## Provided passage
>>>>

The Administrator will determine the number of Awards
to be granted to a participant in consideration of the following factors:

 

		(i)	post level in the Company;

 

		(ii)	post category;

 

		(iii)	annual performance rating;

 

		(iv)	historical contribution;

 

		(v)	comprehensive evaluation, including personal growth potential and value recognition.

 

		6.2	Vesting of Awards

 

For each Grantee, up to 25% of the number
of Options to be granted may be vested on each anniversary of the date of grant (the “Vesting Date”), subject to the Company’s
administrative measures and the approval of the Administrator.

 

		6.3	Promotion after Awards

 

In the event of a promotion between
the date of grant and the expiry date, the Company shall be entitled to grant further Options at the grant amount corresponding to the
promoted rank, subject to the relevant management policy and the approval of the Administrator, in respect of the promoted employee who
is still in service in the Company.

 

		7.	Terms of Awards

 

		7.1	Types of Awards. The Administrator is authorized under the Plan to award Eligible Participants Options that are not inconsistent
with the provisions of the Plan.

 

     

     

    

 

		7.2	Designation of Award. Each Award shall be designated in the Award Agreement.

 

		7.3	Conditions of Award. Subject to the terms of the Plan, the Administrator shall determine the provisions,
terms, and conditions of each Award including, but not limited to, the Award vesting schedule, forfeiture provisions, form of payment
upon settlement of the Award, payment contingencies, and satisfaction of any performance criteria. Each Award shall be subject to the
terms of the specific Award Agreement. The Administrator may independently set the criteria for the Award, and the number or value of
the Award available to the Grantees depends on the extent to which they meet the criteria. The criteria for the Award made by the Administrator
may include but not limited to the post category, post level, individual performance and special contribution of the Grantees. These criteria
for the Award may apply to the Company and/or Related Entities.

 

		7.4	Separate Programs. The Administrator may establish one or more separate programs under the Plan
for the purpose of issuing particular forms of Awards to one or more classes of Grantees on such terms and conditions as determined by
the Administrator from time to time.

 

		7.5	Early Exercise. The Award Agreement may, but need not, include a provision whereby the Grantee
may be entitled to exercise any part or all of the Award at any time during which he or she is an Eligible Participant prior to full vesting
of the Award, subject to compliance with the Applicable Laws. Any early vested Shares received pursuant to such exercise may be subject
to any other restriction the Administrator determines to be appropriate.

 

		7.6	Term of Award. Unless otherwise expressly provided in the notice of Award and/or the Award Agreement,
the term of each Award will not be longer than ten (10) years from the date of grant (“Term of Award”).

 

		7.7	Transferability of Awards and/or Shares.

 

		(a)	In no event shall the Grantee sell, transfer, delegate, mortgage, pledge or otherwise dispose of any Share
obtained through the Awards and/or exercise of the Awards at its sole discretion.

<<<<

## Required task 1
Reproduce the rows word for word, starting at their first line and ending with the line containing "year-line bbox=[72, 143, 452, 192]", both ends included.
The award plan text and the rows that come next have nothing to do with each other.

Rows from a layout dataset
>>>>

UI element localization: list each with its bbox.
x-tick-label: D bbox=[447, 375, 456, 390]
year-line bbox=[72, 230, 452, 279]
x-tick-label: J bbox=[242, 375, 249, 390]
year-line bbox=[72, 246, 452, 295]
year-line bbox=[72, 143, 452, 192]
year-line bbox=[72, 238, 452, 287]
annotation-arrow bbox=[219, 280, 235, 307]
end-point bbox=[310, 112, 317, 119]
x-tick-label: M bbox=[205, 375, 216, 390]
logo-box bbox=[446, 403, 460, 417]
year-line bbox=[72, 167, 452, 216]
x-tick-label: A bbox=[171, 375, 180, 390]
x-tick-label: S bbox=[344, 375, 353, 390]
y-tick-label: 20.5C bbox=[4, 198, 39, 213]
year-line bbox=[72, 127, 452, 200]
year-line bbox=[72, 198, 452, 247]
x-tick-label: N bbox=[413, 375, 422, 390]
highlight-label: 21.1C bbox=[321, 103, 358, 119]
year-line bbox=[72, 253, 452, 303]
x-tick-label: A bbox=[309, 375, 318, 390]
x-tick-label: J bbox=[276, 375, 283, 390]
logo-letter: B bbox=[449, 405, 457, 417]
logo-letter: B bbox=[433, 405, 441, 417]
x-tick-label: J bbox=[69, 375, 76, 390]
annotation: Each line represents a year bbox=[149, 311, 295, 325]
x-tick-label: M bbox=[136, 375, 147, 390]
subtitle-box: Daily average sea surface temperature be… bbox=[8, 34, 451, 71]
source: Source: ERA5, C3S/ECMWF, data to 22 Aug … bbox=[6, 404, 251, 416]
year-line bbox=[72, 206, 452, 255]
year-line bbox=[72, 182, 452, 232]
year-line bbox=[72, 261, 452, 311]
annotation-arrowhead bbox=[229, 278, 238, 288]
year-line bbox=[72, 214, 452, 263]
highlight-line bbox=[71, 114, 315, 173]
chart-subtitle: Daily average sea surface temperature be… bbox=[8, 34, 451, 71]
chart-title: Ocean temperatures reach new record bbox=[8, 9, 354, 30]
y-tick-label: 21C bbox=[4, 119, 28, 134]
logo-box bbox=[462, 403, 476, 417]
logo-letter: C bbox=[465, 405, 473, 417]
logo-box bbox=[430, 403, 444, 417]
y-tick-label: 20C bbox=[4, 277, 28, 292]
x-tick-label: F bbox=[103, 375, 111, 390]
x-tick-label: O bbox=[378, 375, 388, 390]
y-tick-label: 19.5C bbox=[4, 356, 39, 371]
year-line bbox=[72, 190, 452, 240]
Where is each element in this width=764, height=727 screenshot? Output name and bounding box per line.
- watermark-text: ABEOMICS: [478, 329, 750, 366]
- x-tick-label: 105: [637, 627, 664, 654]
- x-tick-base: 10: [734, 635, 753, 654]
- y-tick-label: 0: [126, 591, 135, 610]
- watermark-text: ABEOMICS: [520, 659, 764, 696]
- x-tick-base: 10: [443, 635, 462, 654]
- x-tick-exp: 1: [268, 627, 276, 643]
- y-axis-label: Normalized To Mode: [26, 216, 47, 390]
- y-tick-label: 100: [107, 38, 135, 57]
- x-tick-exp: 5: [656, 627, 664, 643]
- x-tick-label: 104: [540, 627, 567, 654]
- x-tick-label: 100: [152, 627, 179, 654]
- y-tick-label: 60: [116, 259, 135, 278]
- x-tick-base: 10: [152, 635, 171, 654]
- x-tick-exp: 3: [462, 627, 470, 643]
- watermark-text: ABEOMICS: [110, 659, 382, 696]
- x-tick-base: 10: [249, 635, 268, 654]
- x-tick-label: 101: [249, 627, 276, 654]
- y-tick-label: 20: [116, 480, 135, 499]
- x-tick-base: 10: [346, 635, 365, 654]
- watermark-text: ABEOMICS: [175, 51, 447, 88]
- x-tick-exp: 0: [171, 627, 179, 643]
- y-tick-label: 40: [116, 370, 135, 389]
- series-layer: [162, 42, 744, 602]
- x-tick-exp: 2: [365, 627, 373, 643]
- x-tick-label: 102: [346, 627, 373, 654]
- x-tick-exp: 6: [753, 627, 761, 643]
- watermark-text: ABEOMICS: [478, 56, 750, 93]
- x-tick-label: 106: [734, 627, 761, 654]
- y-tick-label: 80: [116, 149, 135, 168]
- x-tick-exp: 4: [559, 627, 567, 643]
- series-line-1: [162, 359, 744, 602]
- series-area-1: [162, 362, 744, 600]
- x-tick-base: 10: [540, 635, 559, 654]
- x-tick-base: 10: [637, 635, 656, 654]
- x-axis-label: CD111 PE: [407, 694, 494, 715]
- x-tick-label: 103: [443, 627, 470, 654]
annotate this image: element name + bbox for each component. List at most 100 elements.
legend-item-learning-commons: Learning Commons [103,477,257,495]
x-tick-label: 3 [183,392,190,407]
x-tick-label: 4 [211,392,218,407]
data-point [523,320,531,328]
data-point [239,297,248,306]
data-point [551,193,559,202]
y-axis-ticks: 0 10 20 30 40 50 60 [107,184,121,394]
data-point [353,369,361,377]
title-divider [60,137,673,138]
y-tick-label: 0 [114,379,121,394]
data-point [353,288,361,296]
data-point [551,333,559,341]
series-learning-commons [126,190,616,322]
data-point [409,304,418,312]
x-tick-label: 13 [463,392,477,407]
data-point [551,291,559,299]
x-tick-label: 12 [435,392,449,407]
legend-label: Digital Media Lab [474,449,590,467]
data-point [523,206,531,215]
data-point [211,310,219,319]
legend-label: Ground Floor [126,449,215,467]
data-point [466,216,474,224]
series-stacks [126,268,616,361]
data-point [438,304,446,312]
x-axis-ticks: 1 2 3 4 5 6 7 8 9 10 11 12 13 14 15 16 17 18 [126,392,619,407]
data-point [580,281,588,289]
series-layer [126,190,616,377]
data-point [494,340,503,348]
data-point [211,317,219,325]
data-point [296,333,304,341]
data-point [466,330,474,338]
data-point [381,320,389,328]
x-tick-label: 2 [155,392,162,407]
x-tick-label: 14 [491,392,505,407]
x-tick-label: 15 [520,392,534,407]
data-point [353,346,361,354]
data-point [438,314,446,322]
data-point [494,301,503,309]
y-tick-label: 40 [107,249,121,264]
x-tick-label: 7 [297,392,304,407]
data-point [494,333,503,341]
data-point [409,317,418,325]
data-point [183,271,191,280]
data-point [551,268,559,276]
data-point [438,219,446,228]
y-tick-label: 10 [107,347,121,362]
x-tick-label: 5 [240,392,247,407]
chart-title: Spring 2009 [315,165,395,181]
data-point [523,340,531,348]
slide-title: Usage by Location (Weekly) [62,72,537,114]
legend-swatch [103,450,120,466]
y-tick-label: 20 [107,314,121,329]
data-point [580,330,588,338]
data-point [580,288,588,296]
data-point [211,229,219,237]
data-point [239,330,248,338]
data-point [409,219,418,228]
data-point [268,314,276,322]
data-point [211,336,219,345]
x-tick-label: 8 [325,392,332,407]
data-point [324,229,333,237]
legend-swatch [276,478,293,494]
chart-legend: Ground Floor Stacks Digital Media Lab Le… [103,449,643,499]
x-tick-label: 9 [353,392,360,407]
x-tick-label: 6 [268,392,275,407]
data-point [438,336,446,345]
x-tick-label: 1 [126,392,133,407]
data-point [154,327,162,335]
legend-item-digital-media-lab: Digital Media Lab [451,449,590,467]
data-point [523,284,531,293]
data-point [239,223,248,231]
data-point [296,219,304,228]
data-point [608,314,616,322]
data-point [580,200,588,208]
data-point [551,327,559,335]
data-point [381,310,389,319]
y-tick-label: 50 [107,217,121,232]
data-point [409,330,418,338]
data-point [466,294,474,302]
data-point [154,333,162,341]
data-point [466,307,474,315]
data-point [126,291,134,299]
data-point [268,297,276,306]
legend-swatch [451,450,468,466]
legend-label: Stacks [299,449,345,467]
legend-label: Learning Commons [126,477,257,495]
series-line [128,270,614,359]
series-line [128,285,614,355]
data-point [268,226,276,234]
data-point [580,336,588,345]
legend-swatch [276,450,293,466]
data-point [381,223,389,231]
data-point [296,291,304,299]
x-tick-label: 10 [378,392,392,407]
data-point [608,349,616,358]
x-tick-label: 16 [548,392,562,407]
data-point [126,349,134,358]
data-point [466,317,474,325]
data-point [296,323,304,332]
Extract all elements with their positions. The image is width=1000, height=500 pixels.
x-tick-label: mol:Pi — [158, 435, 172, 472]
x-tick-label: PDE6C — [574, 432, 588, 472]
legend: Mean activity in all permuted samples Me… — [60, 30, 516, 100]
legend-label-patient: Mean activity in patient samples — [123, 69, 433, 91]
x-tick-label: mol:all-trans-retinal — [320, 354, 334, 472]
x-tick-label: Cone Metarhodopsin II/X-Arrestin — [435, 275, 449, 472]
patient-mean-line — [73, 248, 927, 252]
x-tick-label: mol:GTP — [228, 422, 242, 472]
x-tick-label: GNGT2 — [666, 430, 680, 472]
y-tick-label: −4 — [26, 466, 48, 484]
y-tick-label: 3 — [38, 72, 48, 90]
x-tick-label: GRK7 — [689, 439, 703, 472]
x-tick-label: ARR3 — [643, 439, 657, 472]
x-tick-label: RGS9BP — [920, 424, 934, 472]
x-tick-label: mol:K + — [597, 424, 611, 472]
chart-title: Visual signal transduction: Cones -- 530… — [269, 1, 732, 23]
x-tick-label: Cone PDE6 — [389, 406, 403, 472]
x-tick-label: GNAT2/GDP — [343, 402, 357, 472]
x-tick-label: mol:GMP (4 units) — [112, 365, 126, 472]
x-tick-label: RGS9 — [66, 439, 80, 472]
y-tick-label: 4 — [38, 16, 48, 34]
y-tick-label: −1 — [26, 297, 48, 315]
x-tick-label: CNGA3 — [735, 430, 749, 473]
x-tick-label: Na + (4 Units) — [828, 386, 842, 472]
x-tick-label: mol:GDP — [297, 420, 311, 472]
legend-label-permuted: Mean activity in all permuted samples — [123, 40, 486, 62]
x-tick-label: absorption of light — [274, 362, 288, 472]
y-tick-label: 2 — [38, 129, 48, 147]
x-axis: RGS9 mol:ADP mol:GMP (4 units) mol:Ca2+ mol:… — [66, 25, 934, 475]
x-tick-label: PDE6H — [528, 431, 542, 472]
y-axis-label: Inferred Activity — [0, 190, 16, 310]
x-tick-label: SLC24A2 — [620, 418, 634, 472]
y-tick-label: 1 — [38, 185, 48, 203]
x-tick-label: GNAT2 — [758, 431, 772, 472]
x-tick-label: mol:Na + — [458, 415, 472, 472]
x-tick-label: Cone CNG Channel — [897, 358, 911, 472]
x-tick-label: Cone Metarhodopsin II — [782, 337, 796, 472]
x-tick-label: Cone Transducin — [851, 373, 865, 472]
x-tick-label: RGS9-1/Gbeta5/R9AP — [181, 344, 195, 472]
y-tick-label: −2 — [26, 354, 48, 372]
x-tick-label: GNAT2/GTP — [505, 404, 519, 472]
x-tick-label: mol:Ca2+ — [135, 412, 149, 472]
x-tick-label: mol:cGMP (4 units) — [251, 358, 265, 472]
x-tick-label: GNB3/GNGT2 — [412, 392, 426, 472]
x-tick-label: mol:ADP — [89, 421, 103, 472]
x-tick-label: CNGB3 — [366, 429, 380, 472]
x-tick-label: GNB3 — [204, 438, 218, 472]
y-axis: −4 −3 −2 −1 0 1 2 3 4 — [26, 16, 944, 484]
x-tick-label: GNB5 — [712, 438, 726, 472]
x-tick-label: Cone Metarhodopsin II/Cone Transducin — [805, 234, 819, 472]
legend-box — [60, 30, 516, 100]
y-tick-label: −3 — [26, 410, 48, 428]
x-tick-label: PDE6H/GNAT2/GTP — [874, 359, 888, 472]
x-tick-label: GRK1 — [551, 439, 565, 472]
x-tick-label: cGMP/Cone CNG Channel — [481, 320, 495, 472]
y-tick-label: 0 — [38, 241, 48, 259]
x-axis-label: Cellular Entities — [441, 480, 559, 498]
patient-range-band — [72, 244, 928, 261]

<<<<

## Required task 2
Answer these questions using the award plan text:
(a) What share of the Options to be granted may vest on each anniversary of the date of grant?
(b) Unless otherwise expressly provided, what is the longest term an Award may have?
(c) According to 7.2, where is each Award designated?

## Response 1
UI element localization: list each with its bbox.
x-tick-label: D bbox=[447, 375, 456, 390]
year-line bbox=[72, 230, 452, 279]
x-tick-label: J bbox=[242, 375, 249, 390]
year-line bbox=[72, 246, 452, 295]
year-line bbox=[72, 143, 452, 192]

## Response 2
(a) Up to 25%.
(b) Ten (10) years from the date of grant.
(c) In the Award Agreement.